### GOAL
Make an exact copy of each entry, leaving out every picture.
— begin ENTRIES —
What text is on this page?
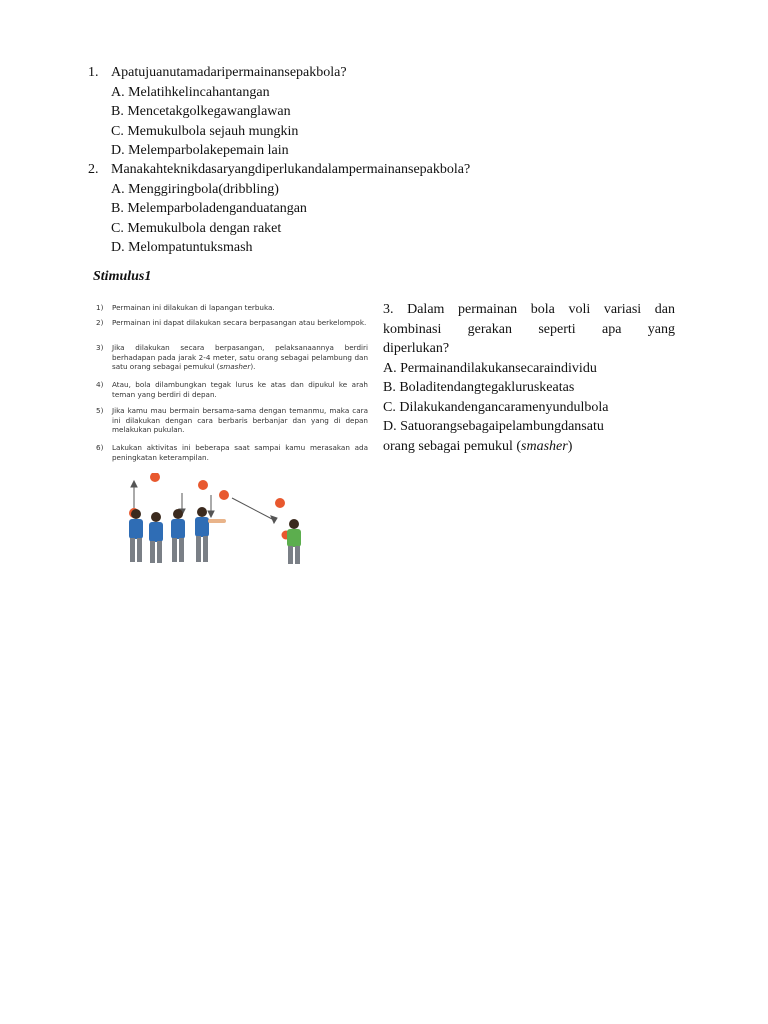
1. Apatujuanutamadaripermainansepakbola?
A. Melatihkelincahantangan
B. Mencetakgolkegawanglawan
C. Memukulbola sejauh mungkin
D. Melemparbolakepemain lain
2. Manakahteknikdasaryangdiperlukandalampermainansepakbola?
A. Menggiringbola(dribbling)
B. Melemparboladenganduatangan
C. Memukulbola dengan raket
D. Melompatuntuksmash
Stimulus1
1) Permainan ini dilakukan di lapangan terbuka.
2) Permainan ini dapat dilakukan secara berpasangan atau berkelompok.
3) Jika dilakukan secara berpasangan, pelaksanaannya berdiri berhadapan pada jarak 2-4 meter, satu orang sebagai pelambung dan satu orang sebagai pemukul (smasher).
4) Atau, bola dilambungkan tegak lurus ke atas dan dipukul ke arah teman yang berdiri di depan.
5) Jika kamu mau bermain bersama-sama dengan temanmu, maka cara ini dilakukan dengan cara berbaris berbanjar dan yang di depan melakukan pukulan.
6) Lakukan aktivitas ini beberapa saat sampai kamu merasakan ada peningkatan keterampilan.
3. Dalam permainan bola voli variasi dan
kombinasi gerakan seperti apa yang
diperlukan?
A. Permainandilakukansecaraindividu
B. Boladitendangtegakluruskeatas
C. Dilakukandengancaramenyundulbola
D. Satuorangsebagaipelambungdansatu
orang sebagai pemukul (smasher)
— end ENTRIES —
### FULL RESPONSE
What text is on this page?
1. Apatujuanutamadaripermainansepakbola?
A. Melatihkelincahantangan
B. Mencetakgolkegawanglawan
C. Memukulbola sejauh mungkin
D. Melemparbolakepemain lain
2. Manakahteknikdasaryangdiperlukandalampermainansepakbola?
A. Menggiringbola(dribbling)
B. Melemparboladenganduatangan
C. Memukulbola dengan raket
D. Melompatuntuksmash
Stimulus1
1) Permainan ini dilakukan di lapangan terbuka.
2) Permainan ini dapat dilakukan secara berpasangan atau berkelompok.
3) Jika dilakukan secara berpasangan, pelaksanaannya berdiri berhadapan pada jarak 2-4 meter, satu orang sebagai pelambung dan satu orang sebagai pemukul (smasher).
4) Atau, bola dilambungkan tegak lurus ke atas dan dipukul ke arah teman yang berdiri di depan.
5) Jika kamu mau bermain bersama-sama dengan temanmu, maka cara ini dilakukan dengan cara berbaris berbanjar dan yang di depan melakukan pukulan.
6) Lakukan aktivitas ini beberapa saat sampai kamu merasakan ada peningkatan keterampilan.
3. Dalam permainan bola voli variasi dan
kombinasi gerakan seperti apa yang
diperlukan?
A. Permainandilakukansecaraindividu
B. Boladitendangtegakluruskeatas
C. Dilakukandengancaramenyundulbola
D. Satuorangsebagaipelambungdansatu
orang sebagai pemukul (smasher)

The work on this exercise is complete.